_Task to complete_
Could you print the stretch of the movie recap from "Suddenly, it’s night" through "and Spader kiss.", copying it word for word?

Anyway, Spader visits the guidance counselor, who exposits all over the young man. Seems Spader used to go to a prep school and screwed it up. He’s a ne’er do well, a rogue, a rascal, a rapscallion! Someone should alert the local constabulary and the vicar! And now he’s at Lawson High, a place that would require fewer locker room rapes to qualify as merely nightmarish. (Also, that’s not a rape joke. That’s foreshadowing. Put a pin in that.)
The gang steals Spader’s bike and wrecks it, which was a huge danger in Reseda during the mid-‘80s. While Spader is upset at the gang, he desperately wants to smell the aggressively crimped hair of Frankie (Kim Richards), Nick’s girlfriend. Things get worse when Spader shows up at a party, dances with Frankie, and later Mickey. The gang, upset about this turn, assaults Spader and steals the car he stole. They’re promptly pulled over and arrested for car theft, although for some reason are almost immediately set free. They must have Lindsay Lohan’s lawyer.
At this point, Spader’s older brother Brian enters the narrative, mostly to show what Spader was supposed to become. Namely, a successful businessman or lawyer or something. Spader chafed under those expectations. He just wants to live! Turns out that dad used to be rich and successful, but somehow Spader fucked it all up and now dad drives a cab. Also, dad is played by Matt Clark, who you might remember as Andrea’s dad in “Did You Hear What Happened to Andrea?”
Through a turn of events, RDJ winds up in possession of Mickey’s car, which he and Spader use to trick Ronnie and Frankie into hanging out. They head over to Beverly Hills, where Spader fast talks them into lunch at a country club. He then says to his friends, “You know what to do,” which instantly provokes a wacky montage of each of them dealing with society types. Spader puts a cap on this with an impromptu piano performance of the worst song ever. And it’s the whole goddamn song. Try to imagine the sound a kitten would make as you run it through a meatgrinder. Now add some terrible emo poetry on top. Now put a screwdriver through your ear because no one should have to live in a world where this song exists.
Suddenly, it’s night time. Frankie and Spader are still together, but RDJ and Ronnie have vanished. Since there hasn’t been a terrible song in almost a minute, they go to an ‘80s club. There’s a long, long, song and dance scene. I got up and went to the bathroom and it was still happening when I came out. If I ever need to find a bomb, I’m going to show this scene to every terrorist I find. I will have confessions. Anyway, Frankie and Spader kiss.
Now, because we just did the wacky scene and the romantic scene, we have to get to the rape scenes. Nick shows up in Frankie’s room, and though she specifically says no to sex, he goes ahead with it. Then, the next day in the locker room, Spader gets jumped by Nick, Mickey, and Other Guy. While it makes sense for Spader to be half-dressed, the other guys could really be wearing shirts. Anyway, they beat him, but it’s really shot like a prison rape scene. So yeah. That took a turn.

_Material supplied_
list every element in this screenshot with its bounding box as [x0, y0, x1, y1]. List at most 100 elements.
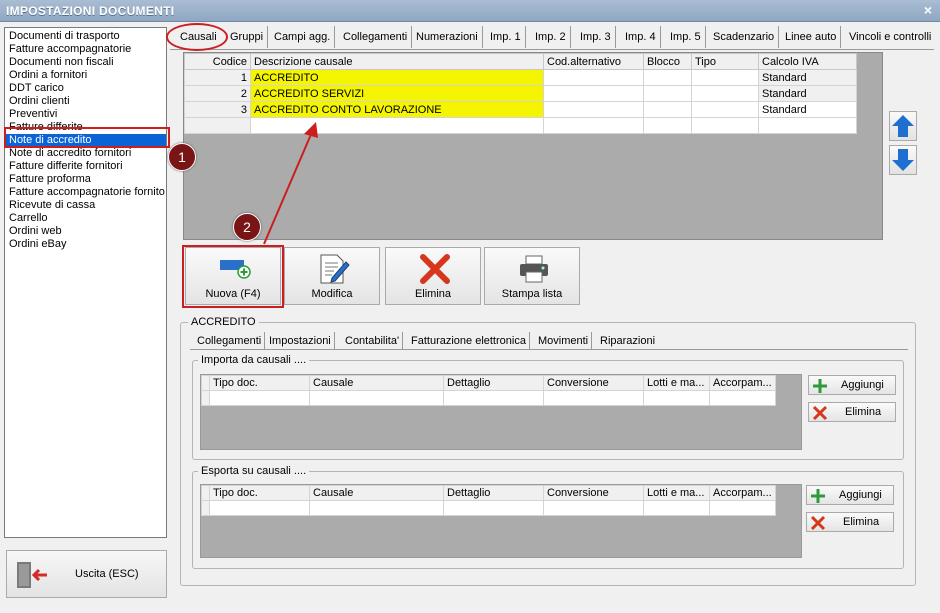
plus-icon — [813, 379, 827, 393]
cell — [543, 85, 644, 102]
cell — [643, 101, 692, 118]
col-header[interactable]: Cod.alternativo — [543, 53, 644, 70]
col-header[interactable]: Accorpam... — [709, 375, 776, 391]
export-grid[interactable]: Tipo doc. Causale Dettaglio Conversione … — [200, 484, 802, 558]
table-row[interactable]: 3 ACCREDITO CONTO LAVORAZIONE Standard — [184, 101, 857, 118]
edit-button-label: Modifica — [311, 288, 353, 300]
list-item[interactable]: Ordini eBay — [5, 238, 166, 251]
col-header[interactable]: Conversione — [543, 375, 644, 391]
import-add-button[interactable]: Aggiungi — [808, 375, 896, 395]
cell — [643, 117, 692, 134]
subtab-riparazioni[interactable]: Riparazioni — [597, 332, 658, 350]
list-item[interactable]: Fatture proforma — [5, 173, 166, 186]
main-tabs: Causali Gruppi Campi agg. Collegamenti N… — [170, 26, 934, 50]
list-item[interactable]: Preventivi — [5, 108, 166, 121]
step-1-badge: 1 — [168, 143, 196, 171]
list-item[interactable]: Fatture accompagnatorie fornito — [5, 186, 166, 199]
col-header[interactable]: Dettaglio — [443, 485, 544, 501]
tab-gruppi[interactable]: Gruppi — [226, 26, 269, 48]
list-item[interactable]: Ricevute di cassa — [5, 199, 166, 212]
selection-annotation-box — [4, 127, 170, 148]
subtab-movimenti[interactable]: Movimenti — [535, 332, 593, 350]
close-icon[interactable]: × — [924, 2, 932, 18]
tab-imp-2[interactable]: Imp. 2 — [531, 26, 571, 48]
tab-imp-1[interactable]: Imp. 1 — [486, 26, 526, 48]
grid-header-row: Tipo doc. Causale Dettaglio Conversione … — [201, 375, 776, 391]
table-row[interactable]: 2 ACCREDITO SERVIZI Standard — [184, 85, 857, 102]
import-remove-label: Elimina — [845, 406, 882, 418]
tab-campi-agg[interactable]: Campi agg. — [270, 26, 336, 48]
list-item[interactable]: Documenti di trasporto — [5, 30, 166, 43]
document-type-list[interactable]: Documenti di trasporto Fatture accompagn… — [4, 27, 167, 538]
list-item[interactable]: Fatture differite fornitori — [5, 160, 166, 173]
tab-imp-5[interactable]: Imp. 5 — [666, 26, 706, 48]
cell — [643, 69, 692, 86]
list-item[interactable]: Documenti non fiscali — [5, 56, 166, 69]
cell: Standard — [758, 69, 857, 86]
cell — [758, 117, 857, 134]
col-header[interactable]: Causale — [309, 375, 444, 391]
delete-x-icon — [812, 405, 828, 421]
col-header[interactable]: Codice — [184, 53, 251, 70]
col-header[interactable]: Dettaglio — [443, 375, 544, 391]
list-item[interactable]: Note di accredito fornitori — [5, 147, 166, 160]
tab-numerazioni[interactable]: Numerazioni — [412, 26, 483, 48]
plus-icon — [811, 489, 825, 503]
subtab-impostazioni[interactable]: Impostazioni — [266, 332, 335, 350]
col-header[interactable]: Calcolo IVA — [758, 53, 857, 70]
tab-vincoli-controlli[interactable]: Vincoli e controlli — [845, 26, 935, 48]
table-row[interactable]: 1 ACCREDITO Standard — [184, 69, 857, 86]
col-header[interactable]: Lotti e ma... — [643, 375, 710, 391]
print-list-button[interactable]: Stampa lista — [484, 247, 580, 305]
export-remove-button[interactable]: Elimina — [806, 512, 894, 532]
subtab-contabilita[interactable]: Contabilita' — [342, 332, 404, 350]
col-header[interactable]: Conversione — [543, 485, 644, 501]
export-add-label: Aggiungi — [839, 489, 882, 501]
tab-scadenzario[interactable]: Scadenzario — [709, 26, 780, 48]
table-row-new[interactable] — [184, 117, 857, 134]
delete-button[interactable]: Elimina — [385, 247, 481, 305]
move-down-button[interactable] — [889, 145, 917, 175]
col-header[interactable]: Descrizione causale — [250, 53, 544, 70]
print-list-button-label: Stampa lista — [501, 288, 563, 300]
cell — [309, 500, 444, 516]
col-header[interactable]: Accorpam... — [709, 485, 776, 501]
import-grid[interactable]: Tipo doc. Causale Dettaglio Conversione … — [200, 374, 802, 450]
cell — [309, 390, 444, 406]
list-item[interactable]: DDT carico — [5, 82, 166, 95]
list-item[interactable]: Ordini web — [5, 225, 166, 238]
tab-imp-4[interactable]: Imp. 4 — [621, 26, 661, 48]
table-row[interactable] — [201, 390, 776, 406]
step-2-badge: 2 — [233, 213, 261, 241]
table-row[interactable] — [201, 500, 776, 516]
move-up-button[interactable] — [889, 111, 917, 141]
tab-collegamenti[interactable]: Collegamenti — [339, 26, 413, 48]
list-item[interactable]: Ordini clienti — [5, 95, 166, 108]
grid-header-row: Codice Descrizione causale Cod.alternati… — [184, 53, 857, 70]
new-button-annotation-box — [182, 245, 284, 308]
col-header[interactable]: Tipo doc. — [209, 485, 310, 501]
edit-button[interactable]: Modifica — [284, 247, 380, 305]
exit-button-label: Uscita (ESC) — [75, 568, 139, 580]
row-selector-header — [201, 375, 210, 391]
exit-button[interactable]: Uscita (ESC) — [6, 550, 167, 598]
cell: 1 — [184, 69, 251, 86]
list-item[interactable]: Fatture accompagnatorie — [5, 43, 166, 56]
tab-linee-auto[interactable]: Linee auto — [781, 26, 842, 48]
cell — [184, 117, 251, 134]
col-header[interactable]: Blocco — [643, 53, 692, 70]
import-remove-button[interactable]: Elimina — [808, 402, 896, 422]
subtab-collegamenti[interactable]: Collegamenti — [194, 332, 266, 350]
list-item[interactable]: Carrello — [5, 212, 166, 225]
cell — [250, 117, 544, 134]
col-header[interactable]: Tipo doc. — [209, 375, 310, 391]
col-header[interactable]: Lotti e ma... — [643, 485, 710, 501]
causali-grid[interactable]: Codice Descrizione causale Cod.alternati… — [184, 53, 857, 134]
col-header[interactable]: Causale — [309, 485, 444, 501]
subtab-fatturazione-elettronica[interactable]: Fatturazione elettronica — [408, 332, 530, 350]
col-header[interactable]: Tipo — [691, 53, 759, 70]
list-item[interactable]: Ordini a fornitori — [5, 69, 166, 82]
cell — [709, 500, 776, 516]
export-add-button[interactable]: Aggiungi — [806, 485, 894, 505]
tab-imp-3[interactable]: Imp. 3 — [576, 26, 616, 48]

_Reply_
Suddenly, it’s night time. Frankie and Spader are still together, but RDJ and Ronnie have vanished. Since there hasn’t been a terrible song in almost a minute, they go to an ‘80s club. There’s a long, long, song and dance scene. I got up and went to the bathroom and it was still happening when I came out. If I ever need to find a bomb, I’m going to show this scene to every terrorist I find. I will have confessions. Anyway, Frankie and Spader kiss.